| Work to complete |
Your task is to retype each line of the data below exactly.

| Exercise data |
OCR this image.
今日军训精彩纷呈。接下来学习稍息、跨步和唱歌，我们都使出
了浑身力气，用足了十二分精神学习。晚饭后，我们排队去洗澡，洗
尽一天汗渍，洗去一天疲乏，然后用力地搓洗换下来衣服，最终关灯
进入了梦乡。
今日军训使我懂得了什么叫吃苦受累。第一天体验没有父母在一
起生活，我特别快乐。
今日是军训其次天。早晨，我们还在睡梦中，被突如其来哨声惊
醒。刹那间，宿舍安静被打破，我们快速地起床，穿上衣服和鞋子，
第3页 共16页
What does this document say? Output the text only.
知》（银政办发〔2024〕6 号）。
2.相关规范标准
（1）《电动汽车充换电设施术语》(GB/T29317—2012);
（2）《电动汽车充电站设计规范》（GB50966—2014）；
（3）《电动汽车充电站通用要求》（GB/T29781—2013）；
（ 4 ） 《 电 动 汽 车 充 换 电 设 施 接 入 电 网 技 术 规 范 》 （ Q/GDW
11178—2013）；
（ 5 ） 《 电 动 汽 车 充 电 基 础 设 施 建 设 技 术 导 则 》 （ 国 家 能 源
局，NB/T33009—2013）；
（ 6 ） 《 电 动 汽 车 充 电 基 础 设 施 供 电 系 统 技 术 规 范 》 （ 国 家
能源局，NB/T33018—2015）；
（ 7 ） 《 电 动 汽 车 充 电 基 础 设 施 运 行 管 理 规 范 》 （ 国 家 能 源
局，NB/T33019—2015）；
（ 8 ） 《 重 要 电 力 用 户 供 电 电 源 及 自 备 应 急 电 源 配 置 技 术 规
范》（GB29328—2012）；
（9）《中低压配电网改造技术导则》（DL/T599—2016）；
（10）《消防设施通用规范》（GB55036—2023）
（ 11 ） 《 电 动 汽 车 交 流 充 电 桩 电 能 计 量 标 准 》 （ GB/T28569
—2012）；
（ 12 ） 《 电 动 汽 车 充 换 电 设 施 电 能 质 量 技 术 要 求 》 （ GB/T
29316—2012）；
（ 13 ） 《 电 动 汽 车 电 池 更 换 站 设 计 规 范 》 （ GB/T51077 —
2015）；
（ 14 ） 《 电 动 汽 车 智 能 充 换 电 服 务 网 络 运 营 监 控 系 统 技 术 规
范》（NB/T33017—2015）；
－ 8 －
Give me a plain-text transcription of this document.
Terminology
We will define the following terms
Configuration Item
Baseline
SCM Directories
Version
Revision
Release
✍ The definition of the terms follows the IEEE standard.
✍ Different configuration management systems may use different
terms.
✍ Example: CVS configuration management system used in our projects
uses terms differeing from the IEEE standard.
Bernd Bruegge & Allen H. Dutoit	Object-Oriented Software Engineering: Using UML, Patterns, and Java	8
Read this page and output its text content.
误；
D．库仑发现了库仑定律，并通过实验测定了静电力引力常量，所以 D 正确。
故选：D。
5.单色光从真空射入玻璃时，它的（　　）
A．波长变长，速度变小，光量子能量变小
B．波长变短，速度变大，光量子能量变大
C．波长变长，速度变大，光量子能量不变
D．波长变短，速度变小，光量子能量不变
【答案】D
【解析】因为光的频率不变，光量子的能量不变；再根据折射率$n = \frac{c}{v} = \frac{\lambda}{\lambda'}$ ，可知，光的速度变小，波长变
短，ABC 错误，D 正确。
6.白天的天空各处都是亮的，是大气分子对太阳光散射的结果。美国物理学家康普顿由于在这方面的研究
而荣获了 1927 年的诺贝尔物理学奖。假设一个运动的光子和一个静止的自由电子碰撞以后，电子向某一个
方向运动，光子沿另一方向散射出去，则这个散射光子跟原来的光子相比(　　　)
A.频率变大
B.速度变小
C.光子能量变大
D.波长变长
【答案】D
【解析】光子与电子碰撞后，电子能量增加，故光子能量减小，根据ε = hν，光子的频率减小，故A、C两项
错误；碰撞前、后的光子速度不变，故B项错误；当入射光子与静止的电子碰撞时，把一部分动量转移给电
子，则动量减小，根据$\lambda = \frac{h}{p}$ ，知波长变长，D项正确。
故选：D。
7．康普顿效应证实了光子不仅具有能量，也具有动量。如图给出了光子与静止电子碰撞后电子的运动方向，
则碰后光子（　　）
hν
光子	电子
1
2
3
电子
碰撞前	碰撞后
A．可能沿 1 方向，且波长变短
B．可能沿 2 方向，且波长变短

| Written answer |
OCR this image.
今日军训精彩纷呈。接下来学习稍息、跨步和唱歌，我们都使出
了浑身力气，用足了十二分精神学习。晚饭后，我们排队去洗澡，洗
尽一天汗渍，洗去一天疲乏，然后用力地搓洗换下来衣服，最终关灯
进入了梦乡。
今日军训使我懂得了什么叫吃苦受累。第一天体验没有父母在一
起生活，我特别快乐。
今日是军训其次天。早晨，我们还在睡梦中，被突如其来哨声惊
醒。刹那间，宿舍安静被打破，我们快速地起床，穿上衣服和鞋子，
第3页 共16页
What does this document say? Output the text only.
知》（银政办发〔2024〕6 号）。
2.相关规范标准
（1）《电动汽车充换电设施术语》(GB/T29317—2012);
（2）《电动汽车充电站设计规范》（GB50966—2014）；
（3）《电动汽车充电站通用要求》（GB/T29781—2013）；
（ 4 ） 《 电 动 汽 车 充 换 电 设 施 接 入 电 网 技 术 规 范 》 （ Q/GDW
11178—2013）；
（ 5 ） 《 电 动 汽 车 充 电 基 础 设 施 建 设 技 术 导 则 》 （ 国 家 能 源
局，NB/T33009—2013）；
（ 6 ） 《 电 动 汽 车 充 电 基 础 设 施 供 电 系 统 技 术 规 范 》 （ 国 家
能源局，NB/T33018—2015）；
（ 7 ） 《 电 动 汽 车 充 电 基 础 设 施 运 行 管 理 规 范 》 （ 国 家 能 源
局，NB/T33019—2015）；
（ 8 ） 《 重 要 电 力 用 户 供 电 电 源 及 自 备 应 急 电 源 配 置 技 术 规
范》（GB29328—2012）；
（9）《中低压配电网改造技术导则》（DL/T599—2016）；
（10）《消防设施通用规范》（GB55036—2023）
（ 11 ） 《 电 动 汽 车 交 流 充 电 桩 电 能 计 量 标 准 》 （ GB/T28569
—2012）；
（ 12 ） 《 电 动 汽 车 充 换 电 设 施 电 能 质 量 技 术 要 求 》 （ GB/T
29316—2012）；
（ 13 ） 《 电 动 汽 车 电 池 更 换 站 设 计 规 范 》 （ GB/T51077 —
2015）；
（ 14 ） 《 电 动 汽 车 智 能 充 换 电 服 务 网 络 运 营 监 控 系 统 技 术 规
范》（NB/T33017—2015）；
－ 8 －
Give me a plain-text transcription of this document.
Terminology
We will define the following terms
Configuration Item
Baseline
SCM Directories
Version
Revision
Release
✍ The definition of the terms follows the IEEE standard.
✍ Different configuration management systems may use different
terms.
✍ Example: CVS configuration management system used in our projects
uses terms differeing from the IEEE standard.
Bernd Bruegge & Allen H. Dutoit	Object-Oriented Software Engineering: Using UML, Patterns, and Java	8
Read this page and output its text content.
误；
D．库仑发现了库仑定律，并通过实验测定了静电力引力常量，所以 D 正确。
故选：D。
5.单色光从真空射入玻璃时，它的（　　）
A．波长变长，速度变小，光量子能量变小
B．波长变短，速度变大，光量子能量变大
C．波长变长，速度变大，光量子能量不变
D．波长变短，速度变小，光量子能量不变
【答案】D
【解析】因为光的频率不变，光量子的能量不变；再根据折射率$n = \frac{c}{v} = \frac{\lambda}{\lambda'}$ ，可知，光的速度变小，波长变
短，ABC 错误，D 正确。
6.白天的天空各处都是亮的，是大气分子对太阳光散射的结果。美国物理学家康普顿由于在这方面的研究
而荣获了 1927 年的诺贝尔物理学奖。假设一个运动的光子和一个静止的自由电子碰撞以后，电子向某一个
方向运动，光子沿另一方向散射出去，则这个散射光子跟原来的光子相比(　　　)
A.频率变大
B.速度变小
C.光子能量变大
D.波长变长
【答案】D
【解析】光子与电子碰撞后，电子能量增加，故光子能量减小，根据ε = hν，光子的频率减小，故A、C两项
错误；碰撞前、后的光子速度不变，故B项错误；当入射光子与静止的电子碰撞时，把一部分动量转移给电
子，则动量减小，根据$\lambda = \frac{h}{p}$ ，知波长变长，D项正确。
故选：D。
7．康普顿效应证实了光子不仅具有能量，也具有动量。如图给出了光子与静止电子碰撞后电子的运动方向，
则碰后光子（　　）
hν
光子	电子
1
2
3
电子
碰撞前	碰撞后
A．可能沿 1 方向，且波长变短
B．可能沿 2 方向，且波长变短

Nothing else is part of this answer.